--- Begin Data records ---

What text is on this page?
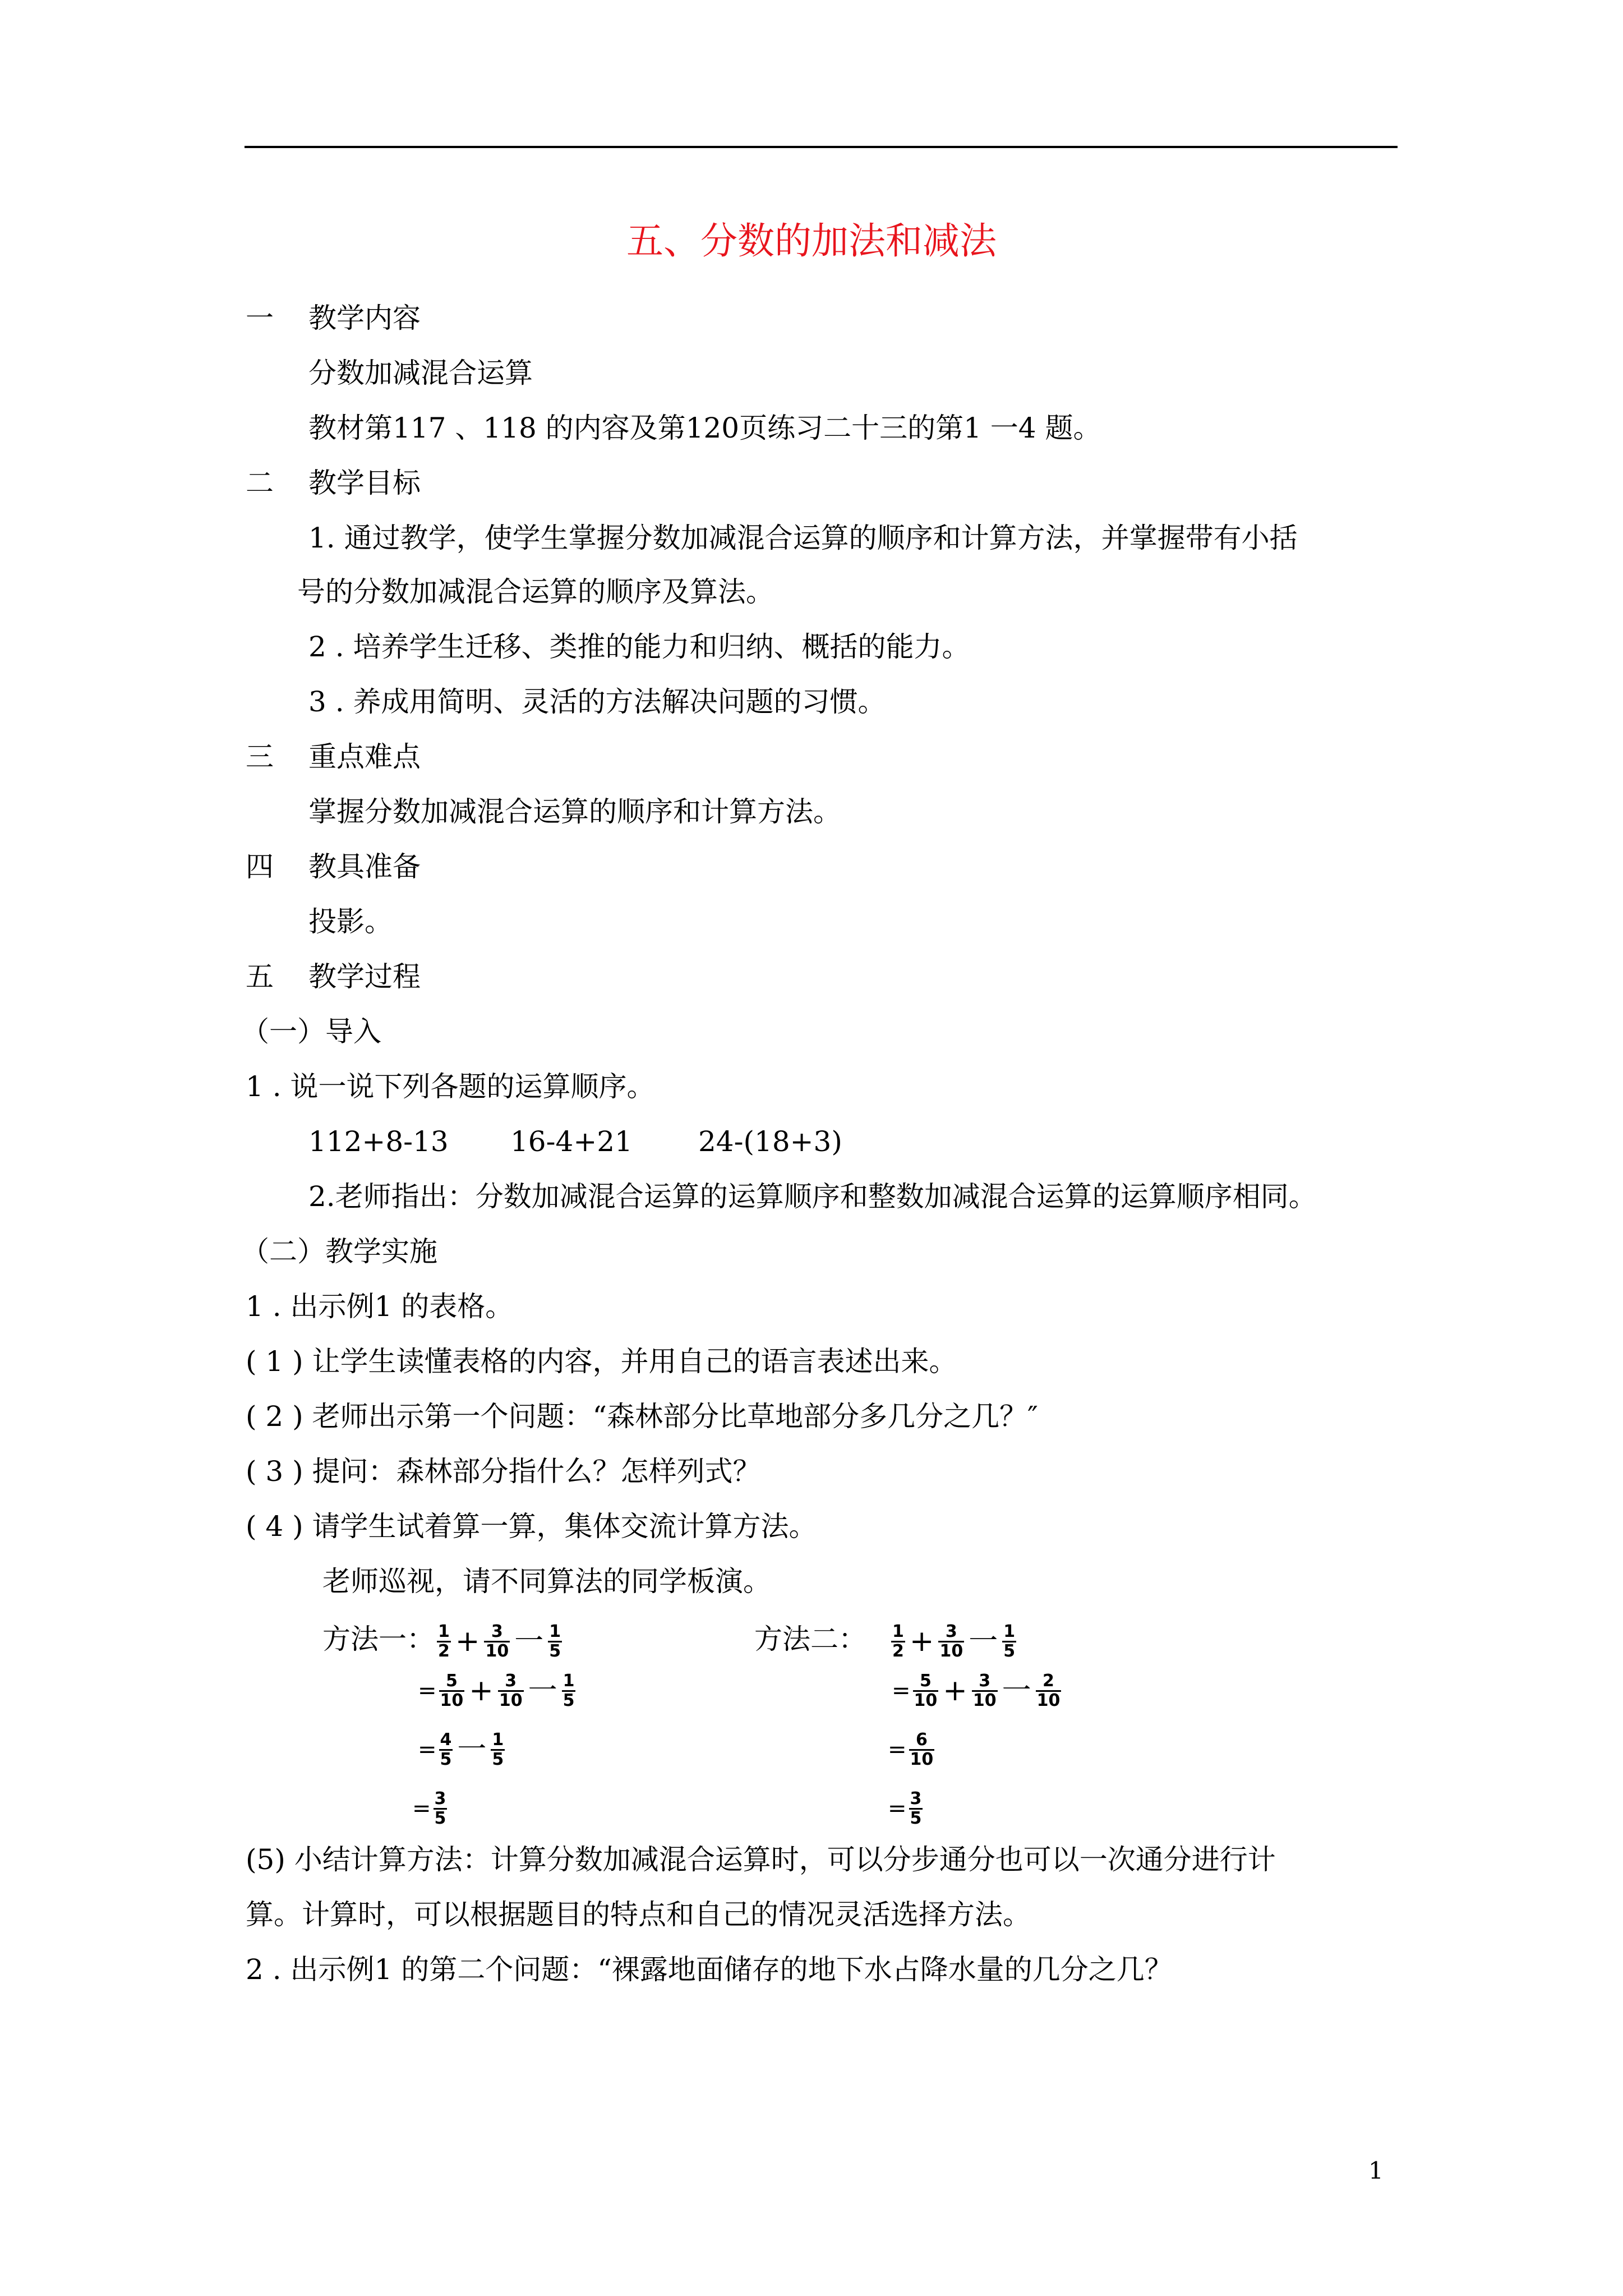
五、分数的加法和减法
一 教学内容
分数加减混合运算
教材第117 、118 的内容及第120页练习二十三的第1 一4 题。
二 教学目标
1. 通过教学，使学生掌握分数加减混合运算的顺序和计算方法，并掌握带有小括
号的分数加减混合运算的顺序及算法。
2 . 培养学生迁移、类推的能力和归纳、概括的能力。
3 . 养成用简明、灵活的方法解决问题的习惯。
三 重点难点
掌握分数加减混合运算的顺序和计算方法。
四 教具准备
投影。
五 教学过程
（一）导入
1 . 说一说下列各题的运算顺序。
112+8-13 16-4+21 24-(18+3)
2.老师指出：分数加减混合运算的运算顺序和整数加减混合运算的运算顺序相同。
（二）教学实施
1 . 出示例1 的表格。
( 1 ) 让学生读懂表格的内容，并用自己的语言表述出来。
( 2 ) 老师出示第一个问题：“森林部分比草地部分多几分之几？″
( 3 ) 提问：森林部分指什么？怎样列式？
( 4 ) 请学生试着算一算，集体交流计算方法。
老师巡视，请不同算法的同学板演。
方法一： $\frac{1}{2} + \frac{3}{10}$ 一 $\frac{1}{5}$
= $\frac{5}{10} + \frac{3}{10}$ 一 $\frac{1}{5}$
= $\frac{4}{5}$ 一 $\frac{1}{5}$
= $\frac{3}{5}$
方法二： $\frac{1}{2} + \frac{3}{10}$ 一 $\frac{1}{5}$
= $\frac{5}{10} + \frac{3}{10}$ 一 $\frac{2}{10}$
= $\frac{6}{10}$
= $\frac{3}{5}$
(5) 小结计算方法：计算分数加减混合运算时，可以分步通分也可以一次通分进行计
算。计算时，可以根据题目的特点和自己的情况灵活选择方法。
2 . 出示例1 的第二个问题：“裸露地面储存的地下水占降水量的几分之几？
1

--- End Data records ---

- **Written request**: Go through the records and pull out each line that includes the word "frac".

- **Answer for this exercise**:
方法一： $\frac{1}{2} + \frac{3}{10}$ 一 $\frac{1}{5}$
= $\frac{5}{10} + \frac{3}{10}$ 一 $\frac{1}{5}$
= $\frac{4}{5}$ 一 $\frac{1}{5}$
= $\frac{3}{5}$
方法二： $\frac{1}{2} + \frac{3}{10}$ 一 $\frac{1}{5}$
= $\frac{5}{10} + \frac{3}{10}$ 一 $\frac{2}{10}$
= $\frac{6}{10}$
= $\frac{3}{5}$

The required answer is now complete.